Copy every line of the records below where the word "this" occurs.
****
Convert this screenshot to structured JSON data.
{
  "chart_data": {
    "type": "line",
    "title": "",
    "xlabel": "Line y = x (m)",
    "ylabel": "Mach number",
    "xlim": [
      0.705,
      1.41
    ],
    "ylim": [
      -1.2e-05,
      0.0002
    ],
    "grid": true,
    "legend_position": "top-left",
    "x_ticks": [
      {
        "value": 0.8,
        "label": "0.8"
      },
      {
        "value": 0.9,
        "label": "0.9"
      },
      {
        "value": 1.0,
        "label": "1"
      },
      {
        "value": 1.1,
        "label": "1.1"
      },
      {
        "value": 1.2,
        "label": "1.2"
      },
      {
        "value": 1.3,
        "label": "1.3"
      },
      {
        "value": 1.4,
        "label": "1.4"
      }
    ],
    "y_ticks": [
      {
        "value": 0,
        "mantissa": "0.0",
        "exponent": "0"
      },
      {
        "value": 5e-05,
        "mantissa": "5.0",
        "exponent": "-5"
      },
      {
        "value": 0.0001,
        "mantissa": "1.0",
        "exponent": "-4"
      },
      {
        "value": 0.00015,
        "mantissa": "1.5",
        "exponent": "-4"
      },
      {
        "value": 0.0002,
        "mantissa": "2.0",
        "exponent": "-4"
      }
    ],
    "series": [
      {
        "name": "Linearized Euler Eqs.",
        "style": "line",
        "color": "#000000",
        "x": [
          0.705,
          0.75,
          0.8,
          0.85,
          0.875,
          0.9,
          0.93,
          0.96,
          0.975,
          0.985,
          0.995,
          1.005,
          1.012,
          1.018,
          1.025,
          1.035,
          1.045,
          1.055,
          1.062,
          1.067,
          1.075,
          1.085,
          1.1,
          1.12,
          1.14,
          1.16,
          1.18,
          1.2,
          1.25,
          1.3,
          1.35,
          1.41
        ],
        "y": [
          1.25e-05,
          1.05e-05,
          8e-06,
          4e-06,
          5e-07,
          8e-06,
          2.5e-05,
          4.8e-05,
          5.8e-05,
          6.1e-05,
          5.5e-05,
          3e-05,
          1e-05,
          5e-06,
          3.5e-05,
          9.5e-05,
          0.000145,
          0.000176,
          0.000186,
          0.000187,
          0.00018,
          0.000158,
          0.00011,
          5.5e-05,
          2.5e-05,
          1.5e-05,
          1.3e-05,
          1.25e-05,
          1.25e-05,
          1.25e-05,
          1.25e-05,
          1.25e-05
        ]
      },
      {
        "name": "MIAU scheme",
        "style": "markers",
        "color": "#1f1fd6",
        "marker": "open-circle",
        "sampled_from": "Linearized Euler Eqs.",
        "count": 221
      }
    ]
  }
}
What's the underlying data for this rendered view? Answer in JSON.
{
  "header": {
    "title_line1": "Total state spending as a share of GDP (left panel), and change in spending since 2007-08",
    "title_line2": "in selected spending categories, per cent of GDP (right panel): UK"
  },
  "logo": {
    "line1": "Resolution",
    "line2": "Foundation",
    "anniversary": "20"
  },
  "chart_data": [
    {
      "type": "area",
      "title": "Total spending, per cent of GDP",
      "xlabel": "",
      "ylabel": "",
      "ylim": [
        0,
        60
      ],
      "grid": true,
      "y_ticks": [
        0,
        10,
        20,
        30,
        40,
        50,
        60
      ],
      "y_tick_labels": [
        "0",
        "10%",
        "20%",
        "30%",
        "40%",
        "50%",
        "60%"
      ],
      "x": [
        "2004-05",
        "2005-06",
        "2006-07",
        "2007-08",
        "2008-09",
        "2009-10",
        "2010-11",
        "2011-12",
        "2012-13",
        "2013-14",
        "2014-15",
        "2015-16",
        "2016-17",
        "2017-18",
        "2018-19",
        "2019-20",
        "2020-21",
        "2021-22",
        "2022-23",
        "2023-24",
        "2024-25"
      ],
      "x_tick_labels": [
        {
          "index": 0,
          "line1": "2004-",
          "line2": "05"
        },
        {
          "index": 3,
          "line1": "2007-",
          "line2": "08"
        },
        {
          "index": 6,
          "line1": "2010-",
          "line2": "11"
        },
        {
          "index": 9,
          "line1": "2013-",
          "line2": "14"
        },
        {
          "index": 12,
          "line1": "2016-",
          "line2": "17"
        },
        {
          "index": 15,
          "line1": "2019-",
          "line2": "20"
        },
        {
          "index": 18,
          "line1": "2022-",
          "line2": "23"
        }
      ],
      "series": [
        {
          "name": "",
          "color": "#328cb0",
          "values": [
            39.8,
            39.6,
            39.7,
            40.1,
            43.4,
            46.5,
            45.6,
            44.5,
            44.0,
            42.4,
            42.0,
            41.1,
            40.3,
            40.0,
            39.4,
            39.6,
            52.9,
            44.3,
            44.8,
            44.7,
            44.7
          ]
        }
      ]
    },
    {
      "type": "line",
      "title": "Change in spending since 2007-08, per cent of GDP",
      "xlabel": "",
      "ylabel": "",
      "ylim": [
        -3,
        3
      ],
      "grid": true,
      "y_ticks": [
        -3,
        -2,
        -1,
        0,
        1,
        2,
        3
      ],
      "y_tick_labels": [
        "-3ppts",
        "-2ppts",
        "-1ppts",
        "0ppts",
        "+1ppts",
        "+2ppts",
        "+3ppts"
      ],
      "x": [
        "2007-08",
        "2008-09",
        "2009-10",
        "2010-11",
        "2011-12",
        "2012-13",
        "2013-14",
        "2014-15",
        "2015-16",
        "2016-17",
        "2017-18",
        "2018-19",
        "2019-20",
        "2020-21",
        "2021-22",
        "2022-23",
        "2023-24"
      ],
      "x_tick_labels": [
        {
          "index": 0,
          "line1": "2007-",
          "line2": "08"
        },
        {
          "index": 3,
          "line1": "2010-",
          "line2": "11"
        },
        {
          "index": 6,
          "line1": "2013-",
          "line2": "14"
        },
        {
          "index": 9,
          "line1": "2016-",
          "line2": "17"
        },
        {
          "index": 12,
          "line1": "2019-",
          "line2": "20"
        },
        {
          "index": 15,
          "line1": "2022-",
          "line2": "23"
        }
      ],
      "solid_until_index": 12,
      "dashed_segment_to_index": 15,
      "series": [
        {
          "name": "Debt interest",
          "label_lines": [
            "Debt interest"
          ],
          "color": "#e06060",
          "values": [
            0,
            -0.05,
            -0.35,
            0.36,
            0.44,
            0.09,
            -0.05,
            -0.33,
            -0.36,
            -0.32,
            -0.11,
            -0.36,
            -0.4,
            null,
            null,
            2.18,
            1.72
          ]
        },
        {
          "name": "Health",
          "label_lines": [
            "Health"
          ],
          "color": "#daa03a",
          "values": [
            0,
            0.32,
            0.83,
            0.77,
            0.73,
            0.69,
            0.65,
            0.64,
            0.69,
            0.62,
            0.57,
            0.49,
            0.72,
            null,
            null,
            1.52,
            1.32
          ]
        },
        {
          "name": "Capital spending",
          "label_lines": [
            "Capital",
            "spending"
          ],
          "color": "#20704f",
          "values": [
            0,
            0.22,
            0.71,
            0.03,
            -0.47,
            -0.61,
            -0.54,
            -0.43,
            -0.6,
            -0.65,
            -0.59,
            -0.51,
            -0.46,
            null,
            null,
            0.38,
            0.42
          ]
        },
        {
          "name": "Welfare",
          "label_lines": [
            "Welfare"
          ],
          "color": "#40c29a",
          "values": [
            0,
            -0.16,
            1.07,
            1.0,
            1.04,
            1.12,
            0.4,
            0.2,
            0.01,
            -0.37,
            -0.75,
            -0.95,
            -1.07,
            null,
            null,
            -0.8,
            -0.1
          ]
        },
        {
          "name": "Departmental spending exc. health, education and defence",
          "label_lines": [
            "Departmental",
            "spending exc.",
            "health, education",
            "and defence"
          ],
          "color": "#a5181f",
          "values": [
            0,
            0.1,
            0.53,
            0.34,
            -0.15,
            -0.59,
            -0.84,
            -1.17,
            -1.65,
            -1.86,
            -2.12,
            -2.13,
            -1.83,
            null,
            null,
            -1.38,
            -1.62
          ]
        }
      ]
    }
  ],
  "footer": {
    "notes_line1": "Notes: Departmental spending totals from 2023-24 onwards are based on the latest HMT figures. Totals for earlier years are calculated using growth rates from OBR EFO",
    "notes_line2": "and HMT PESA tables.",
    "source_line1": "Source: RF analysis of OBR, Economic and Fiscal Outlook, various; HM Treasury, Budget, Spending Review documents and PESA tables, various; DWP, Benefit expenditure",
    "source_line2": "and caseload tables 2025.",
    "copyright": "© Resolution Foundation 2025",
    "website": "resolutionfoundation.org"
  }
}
****
▶ _COMPLETED TASK_:
Convert this screenshot to structured JSON data.
What's the underlying data for this rendered view? Answer in JSON.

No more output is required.